-- Begin Dataset entries --

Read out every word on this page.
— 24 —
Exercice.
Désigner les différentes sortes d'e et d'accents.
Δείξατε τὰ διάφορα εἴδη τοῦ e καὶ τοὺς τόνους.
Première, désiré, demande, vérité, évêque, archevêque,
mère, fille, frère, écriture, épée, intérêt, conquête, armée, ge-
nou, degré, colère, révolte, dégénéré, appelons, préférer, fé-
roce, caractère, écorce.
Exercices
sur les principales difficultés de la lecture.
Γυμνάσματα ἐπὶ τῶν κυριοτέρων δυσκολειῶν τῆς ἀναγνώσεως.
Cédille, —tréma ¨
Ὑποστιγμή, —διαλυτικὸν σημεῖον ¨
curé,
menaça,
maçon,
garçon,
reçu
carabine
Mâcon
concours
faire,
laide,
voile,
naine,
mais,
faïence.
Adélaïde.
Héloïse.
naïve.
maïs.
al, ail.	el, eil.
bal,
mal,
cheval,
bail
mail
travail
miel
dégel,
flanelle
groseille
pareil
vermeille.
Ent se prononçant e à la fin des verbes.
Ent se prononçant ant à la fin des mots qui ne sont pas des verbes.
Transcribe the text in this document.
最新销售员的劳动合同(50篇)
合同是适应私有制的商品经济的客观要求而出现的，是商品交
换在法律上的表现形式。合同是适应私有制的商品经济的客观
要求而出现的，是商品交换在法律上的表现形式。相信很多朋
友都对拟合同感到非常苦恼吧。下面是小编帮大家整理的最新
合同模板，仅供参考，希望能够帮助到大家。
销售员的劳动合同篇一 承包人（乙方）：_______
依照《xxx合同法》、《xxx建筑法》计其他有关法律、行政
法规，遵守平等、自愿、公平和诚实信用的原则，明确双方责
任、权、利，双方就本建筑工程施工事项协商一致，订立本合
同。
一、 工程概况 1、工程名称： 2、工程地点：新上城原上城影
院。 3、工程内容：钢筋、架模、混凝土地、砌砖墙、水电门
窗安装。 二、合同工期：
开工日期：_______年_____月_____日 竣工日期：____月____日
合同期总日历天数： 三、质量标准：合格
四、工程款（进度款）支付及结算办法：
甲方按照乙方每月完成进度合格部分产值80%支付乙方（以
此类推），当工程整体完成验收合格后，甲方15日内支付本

-- End Dataset entries --
-- Begin Dataset entries --

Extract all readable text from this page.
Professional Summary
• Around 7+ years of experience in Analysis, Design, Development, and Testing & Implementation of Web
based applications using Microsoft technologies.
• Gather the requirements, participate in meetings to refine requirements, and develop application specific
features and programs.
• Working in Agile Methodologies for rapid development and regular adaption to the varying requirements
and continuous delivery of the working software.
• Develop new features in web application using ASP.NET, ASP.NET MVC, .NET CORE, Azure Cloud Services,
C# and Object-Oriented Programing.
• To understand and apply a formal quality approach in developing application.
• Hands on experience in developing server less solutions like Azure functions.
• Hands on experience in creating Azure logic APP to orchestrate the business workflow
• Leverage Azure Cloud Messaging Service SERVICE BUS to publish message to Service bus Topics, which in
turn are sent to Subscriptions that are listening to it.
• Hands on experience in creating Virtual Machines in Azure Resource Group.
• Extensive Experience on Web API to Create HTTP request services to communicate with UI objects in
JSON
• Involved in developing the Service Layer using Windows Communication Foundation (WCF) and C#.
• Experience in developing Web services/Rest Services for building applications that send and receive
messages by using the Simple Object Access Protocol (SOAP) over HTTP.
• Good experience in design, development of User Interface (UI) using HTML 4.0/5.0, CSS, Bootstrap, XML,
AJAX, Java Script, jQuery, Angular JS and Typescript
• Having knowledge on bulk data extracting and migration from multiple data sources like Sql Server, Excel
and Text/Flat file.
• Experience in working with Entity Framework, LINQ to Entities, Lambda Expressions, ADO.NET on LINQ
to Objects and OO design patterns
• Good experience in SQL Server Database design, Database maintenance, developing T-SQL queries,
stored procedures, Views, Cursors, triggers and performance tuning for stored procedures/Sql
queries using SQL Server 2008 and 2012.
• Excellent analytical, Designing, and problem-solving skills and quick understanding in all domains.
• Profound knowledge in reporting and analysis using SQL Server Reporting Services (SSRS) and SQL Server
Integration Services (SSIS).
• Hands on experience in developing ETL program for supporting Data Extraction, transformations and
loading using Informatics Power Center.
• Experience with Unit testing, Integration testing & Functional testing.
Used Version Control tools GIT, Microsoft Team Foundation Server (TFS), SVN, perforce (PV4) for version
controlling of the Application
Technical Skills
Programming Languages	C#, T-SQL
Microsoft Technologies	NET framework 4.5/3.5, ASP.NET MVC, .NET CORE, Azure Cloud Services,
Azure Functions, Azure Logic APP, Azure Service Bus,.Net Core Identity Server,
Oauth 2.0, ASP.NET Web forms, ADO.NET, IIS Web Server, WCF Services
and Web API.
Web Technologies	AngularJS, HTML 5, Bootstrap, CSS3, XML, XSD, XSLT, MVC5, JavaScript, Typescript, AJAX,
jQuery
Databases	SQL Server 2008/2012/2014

-- End Dataset entries --
-- Begin Dataset entries --

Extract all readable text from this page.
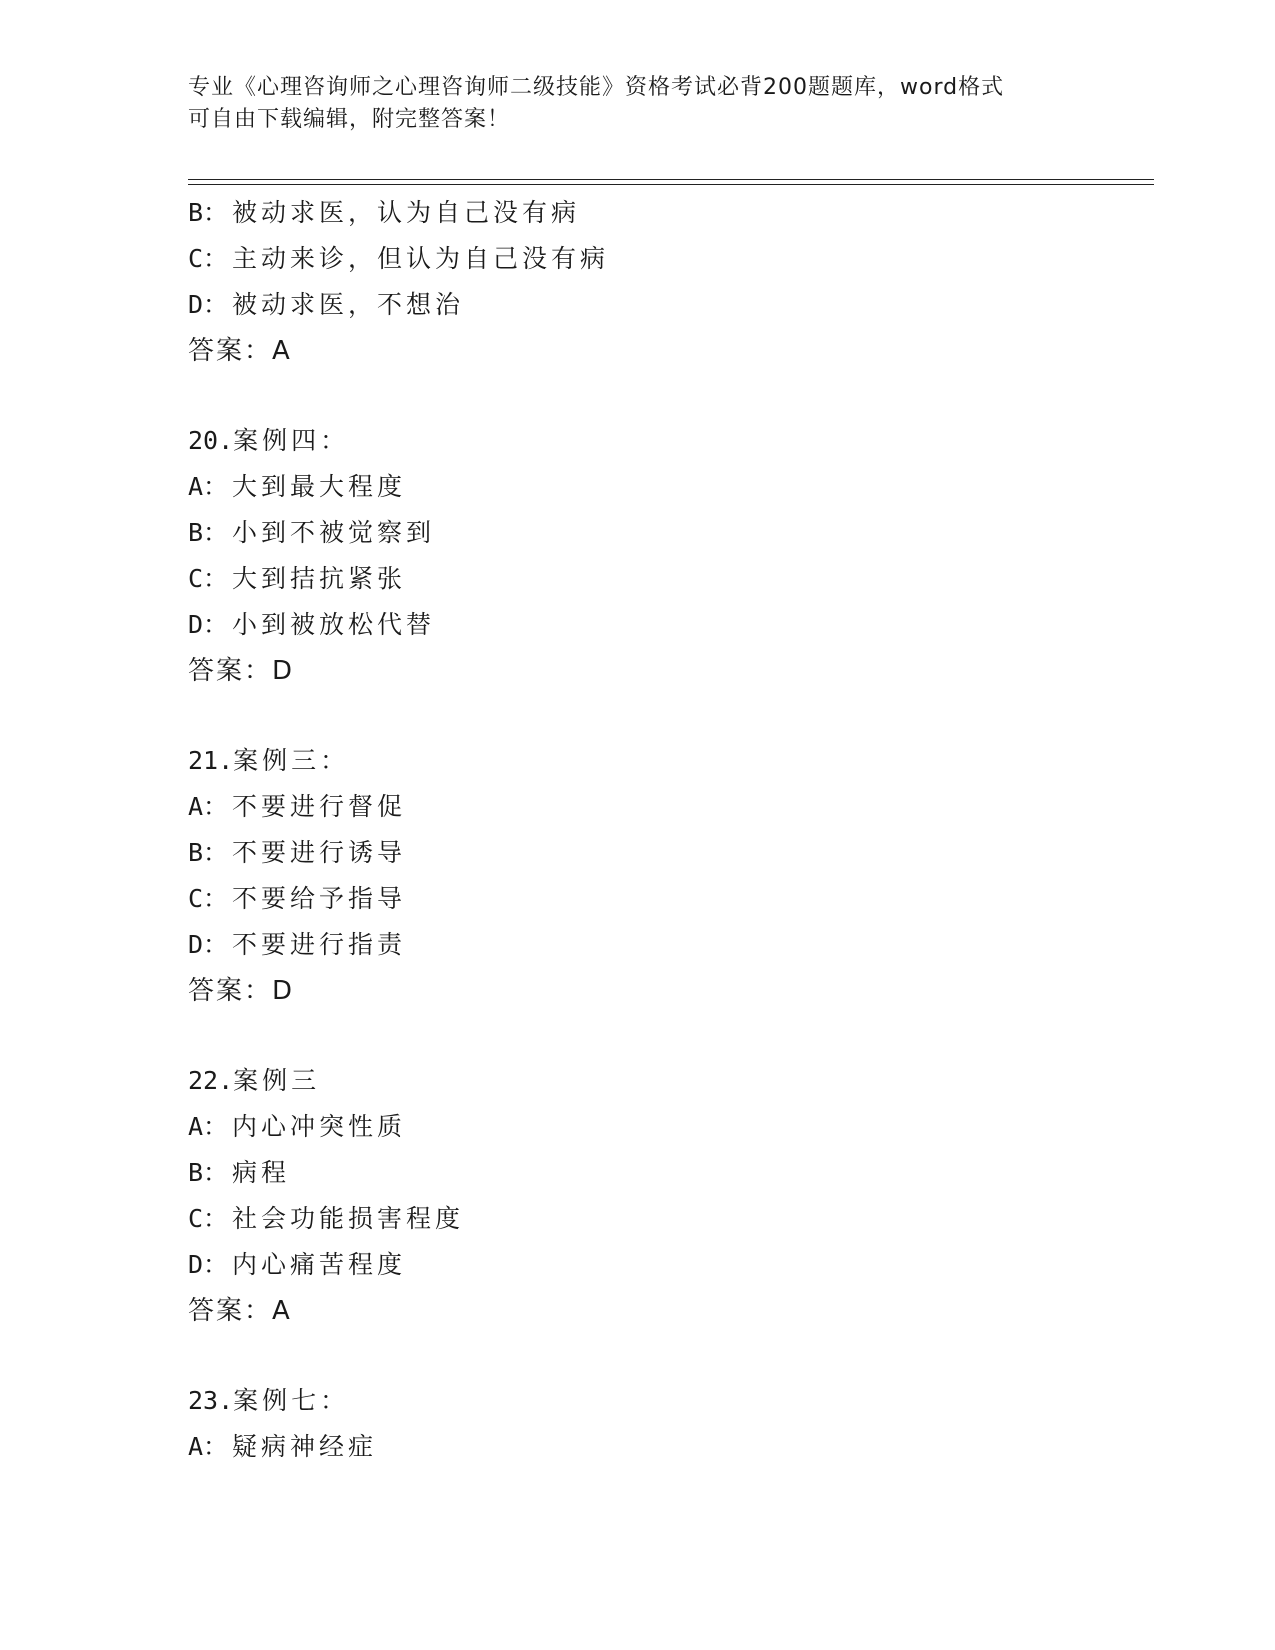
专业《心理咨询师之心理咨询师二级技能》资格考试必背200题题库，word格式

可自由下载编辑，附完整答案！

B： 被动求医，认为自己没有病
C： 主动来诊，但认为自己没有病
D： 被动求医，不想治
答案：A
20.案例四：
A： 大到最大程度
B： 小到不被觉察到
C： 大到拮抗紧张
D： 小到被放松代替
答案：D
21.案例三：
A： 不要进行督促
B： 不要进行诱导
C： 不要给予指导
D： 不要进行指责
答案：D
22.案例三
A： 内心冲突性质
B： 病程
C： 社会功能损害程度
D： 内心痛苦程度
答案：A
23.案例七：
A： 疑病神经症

-- End Dataset entries --

> [Stated task]
Pick out the lines that include the word "AJAX" and write them out.

> [Written reply]
AJAX, Java Script, jQuery, Angular JS and Typescript
Web Technologies	AngularJS, HTML 5, Bootstrap, CSS3, XML, XSD, XSLT, MVC5, JavaScript, Typescript, AJAX,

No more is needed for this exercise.